* [Direction]
Identify all lines in the listing that include the word "运输人签字", and copy them out.
[begin Exercise material]
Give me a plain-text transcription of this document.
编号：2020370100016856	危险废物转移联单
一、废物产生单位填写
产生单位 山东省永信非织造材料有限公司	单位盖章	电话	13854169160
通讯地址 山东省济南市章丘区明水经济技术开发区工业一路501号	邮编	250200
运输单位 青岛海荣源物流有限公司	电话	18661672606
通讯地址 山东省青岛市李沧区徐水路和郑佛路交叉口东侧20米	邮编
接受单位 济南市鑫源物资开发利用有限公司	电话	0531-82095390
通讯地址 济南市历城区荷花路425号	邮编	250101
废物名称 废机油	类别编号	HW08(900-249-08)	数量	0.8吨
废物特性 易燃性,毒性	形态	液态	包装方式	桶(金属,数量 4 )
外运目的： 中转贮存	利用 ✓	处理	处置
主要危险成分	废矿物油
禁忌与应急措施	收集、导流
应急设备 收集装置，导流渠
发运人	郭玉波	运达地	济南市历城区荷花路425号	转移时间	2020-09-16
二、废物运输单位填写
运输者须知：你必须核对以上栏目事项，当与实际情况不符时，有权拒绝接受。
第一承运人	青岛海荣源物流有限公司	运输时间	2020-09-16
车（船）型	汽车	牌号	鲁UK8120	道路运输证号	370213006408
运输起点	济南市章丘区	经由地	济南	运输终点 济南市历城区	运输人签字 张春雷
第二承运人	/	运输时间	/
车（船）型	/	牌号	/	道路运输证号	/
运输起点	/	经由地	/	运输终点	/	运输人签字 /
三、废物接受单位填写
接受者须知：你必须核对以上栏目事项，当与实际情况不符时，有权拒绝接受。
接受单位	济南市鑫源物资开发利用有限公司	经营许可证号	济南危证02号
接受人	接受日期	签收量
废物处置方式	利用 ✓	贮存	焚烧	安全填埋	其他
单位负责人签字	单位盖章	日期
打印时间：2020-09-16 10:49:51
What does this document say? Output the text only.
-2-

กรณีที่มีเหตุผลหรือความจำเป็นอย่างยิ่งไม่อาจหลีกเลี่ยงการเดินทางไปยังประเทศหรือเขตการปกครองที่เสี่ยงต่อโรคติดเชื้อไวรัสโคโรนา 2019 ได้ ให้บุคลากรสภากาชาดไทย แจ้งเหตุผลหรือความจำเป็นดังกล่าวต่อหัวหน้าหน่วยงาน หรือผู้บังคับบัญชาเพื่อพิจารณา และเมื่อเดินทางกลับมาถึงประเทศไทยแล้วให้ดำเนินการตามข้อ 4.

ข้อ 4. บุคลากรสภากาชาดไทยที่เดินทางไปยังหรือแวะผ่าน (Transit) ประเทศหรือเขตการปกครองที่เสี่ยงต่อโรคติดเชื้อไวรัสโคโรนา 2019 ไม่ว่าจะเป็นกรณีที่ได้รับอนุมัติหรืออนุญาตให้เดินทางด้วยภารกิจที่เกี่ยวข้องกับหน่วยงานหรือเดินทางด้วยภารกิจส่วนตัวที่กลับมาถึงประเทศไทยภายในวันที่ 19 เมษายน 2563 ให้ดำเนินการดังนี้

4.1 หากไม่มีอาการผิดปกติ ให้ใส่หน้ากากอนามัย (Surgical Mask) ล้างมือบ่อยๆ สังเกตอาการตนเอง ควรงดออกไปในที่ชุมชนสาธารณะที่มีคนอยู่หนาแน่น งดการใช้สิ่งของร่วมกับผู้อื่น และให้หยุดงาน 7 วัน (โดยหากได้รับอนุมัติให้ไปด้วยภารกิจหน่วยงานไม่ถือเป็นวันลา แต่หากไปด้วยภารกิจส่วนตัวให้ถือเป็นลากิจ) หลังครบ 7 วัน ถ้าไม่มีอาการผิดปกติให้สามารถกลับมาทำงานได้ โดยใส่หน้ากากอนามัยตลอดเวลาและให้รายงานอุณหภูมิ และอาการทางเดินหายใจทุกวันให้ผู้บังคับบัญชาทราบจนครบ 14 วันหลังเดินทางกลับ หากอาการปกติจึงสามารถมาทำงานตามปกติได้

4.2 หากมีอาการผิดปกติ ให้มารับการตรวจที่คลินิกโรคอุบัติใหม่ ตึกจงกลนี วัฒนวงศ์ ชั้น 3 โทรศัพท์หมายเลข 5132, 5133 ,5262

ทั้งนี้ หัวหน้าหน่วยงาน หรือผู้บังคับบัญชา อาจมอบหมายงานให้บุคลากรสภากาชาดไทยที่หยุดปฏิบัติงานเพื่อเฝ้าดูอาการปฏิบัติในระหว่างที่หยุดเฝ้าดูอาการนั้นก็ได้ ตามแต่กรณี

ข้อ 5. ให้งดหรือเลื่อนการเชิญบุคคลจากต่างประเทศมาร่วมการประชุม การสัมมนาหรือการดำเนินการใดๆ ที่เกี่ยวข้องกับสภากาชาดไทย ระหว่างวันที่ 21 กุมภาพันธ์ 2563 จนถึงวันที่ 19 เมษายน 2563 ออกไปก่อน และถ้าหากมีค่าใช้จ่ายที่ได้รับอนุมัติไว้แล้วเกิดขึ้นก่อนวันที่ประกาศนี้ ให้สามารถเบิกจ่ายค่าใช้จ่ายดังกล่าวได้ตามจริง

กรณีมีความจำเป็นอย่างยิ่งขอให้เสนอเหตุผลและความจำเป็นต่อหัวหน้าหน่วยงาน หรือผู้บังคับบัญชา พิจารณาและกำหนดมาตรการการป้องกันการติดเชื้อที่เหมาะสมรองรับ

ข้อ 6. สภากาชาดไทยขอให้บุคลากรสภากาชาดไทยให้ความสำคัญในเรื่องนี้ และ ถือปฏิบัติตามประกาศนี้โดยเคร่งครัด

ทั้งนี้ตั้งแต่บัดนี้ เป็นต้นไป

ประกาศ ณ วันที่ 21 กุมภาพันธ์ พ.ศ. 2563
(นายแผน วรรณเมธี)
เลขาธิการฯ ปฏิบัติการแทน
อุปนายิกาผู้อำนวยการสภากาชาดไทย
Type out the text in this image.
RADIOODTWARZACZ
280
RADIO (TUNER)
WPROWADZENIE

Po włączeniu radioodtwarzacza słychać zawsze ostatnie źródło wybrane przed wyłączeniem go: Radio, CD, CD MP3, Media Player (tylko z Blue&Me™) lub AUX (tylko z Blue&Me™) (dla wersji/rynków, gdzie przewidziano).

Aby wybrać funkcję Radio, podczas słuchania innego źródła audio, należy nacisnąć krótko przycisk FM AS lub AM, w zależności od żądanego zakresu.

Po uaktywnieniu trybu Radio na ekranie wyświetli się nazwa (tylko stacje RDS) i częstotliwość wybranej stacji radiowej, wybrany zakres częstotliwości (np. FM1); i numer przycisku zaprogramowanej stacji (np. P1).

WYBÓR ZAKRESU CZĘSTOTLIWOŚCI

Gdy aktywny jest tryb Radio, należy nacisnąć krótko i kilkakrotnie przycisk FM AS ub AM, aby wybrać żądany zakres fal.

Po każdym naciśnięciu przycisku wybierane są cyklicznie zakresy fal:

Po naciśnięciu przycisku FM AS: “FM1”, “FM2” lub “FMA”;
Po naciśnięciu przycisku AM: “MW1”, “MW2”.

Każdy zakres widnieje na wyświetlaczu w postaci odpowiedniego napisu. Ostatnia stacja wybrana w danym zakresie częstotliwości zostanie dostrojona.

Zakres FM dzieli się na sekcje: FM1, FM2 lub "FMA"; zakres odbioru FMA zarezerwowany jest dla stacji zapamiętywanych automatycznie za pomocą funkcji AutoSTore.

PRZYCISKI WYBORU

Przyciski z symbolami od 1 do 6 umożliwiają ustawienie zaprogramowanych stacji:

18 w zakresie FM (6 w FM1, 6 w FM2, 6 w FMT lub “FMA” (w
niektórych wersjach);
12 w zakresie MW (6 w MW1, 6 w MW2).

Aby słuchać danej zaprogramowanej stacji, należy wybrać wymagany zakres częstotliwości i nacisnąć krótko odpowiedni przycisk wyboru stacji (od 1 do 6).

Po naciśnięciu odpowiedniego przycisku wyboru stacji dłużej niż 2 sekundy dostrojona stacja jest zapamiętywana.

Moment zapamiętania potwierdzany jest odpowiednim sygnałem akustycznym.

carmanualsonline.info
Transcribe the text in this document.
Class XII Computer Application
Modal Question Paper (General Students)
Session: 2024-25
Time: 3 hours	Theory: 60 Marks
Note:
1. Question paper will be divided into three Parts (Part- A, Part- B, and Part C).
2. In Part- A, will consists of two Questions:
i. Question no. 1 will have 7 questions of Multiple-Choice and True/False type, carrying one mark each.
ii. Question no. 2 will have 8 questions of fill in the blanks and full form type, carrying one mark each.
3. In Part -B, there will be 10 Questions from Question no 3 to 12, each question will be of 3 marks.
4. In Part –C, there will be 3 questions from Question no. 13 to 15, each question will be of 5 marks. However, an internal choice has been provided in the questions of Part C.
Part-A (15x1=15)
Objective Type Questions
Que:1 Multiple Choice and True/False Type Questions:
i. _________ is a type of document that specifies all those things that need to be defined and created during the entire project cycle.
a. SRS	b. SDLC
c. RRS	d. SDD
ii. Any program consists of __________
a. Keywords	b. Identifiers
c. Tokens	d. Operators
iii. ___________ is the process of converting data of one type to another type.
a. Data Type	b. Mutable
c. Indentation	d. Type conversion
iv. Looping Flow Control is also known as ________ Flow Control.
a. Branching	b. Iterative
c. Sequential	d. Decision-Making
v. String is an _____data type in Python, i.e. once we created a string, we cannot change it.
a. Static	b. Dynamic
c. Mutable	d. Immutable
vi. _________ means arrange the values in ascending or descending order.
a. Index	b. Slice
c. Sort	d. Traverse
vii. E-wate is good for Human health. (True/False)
[end Exercise material]
* [Exercise response]
运输起点	济南市章丘区	经由地	济南	运输终点 济南市历城区	运输人签字 张春雷
运输起点	/	经由地	/	运输终点	/	运输人签字 /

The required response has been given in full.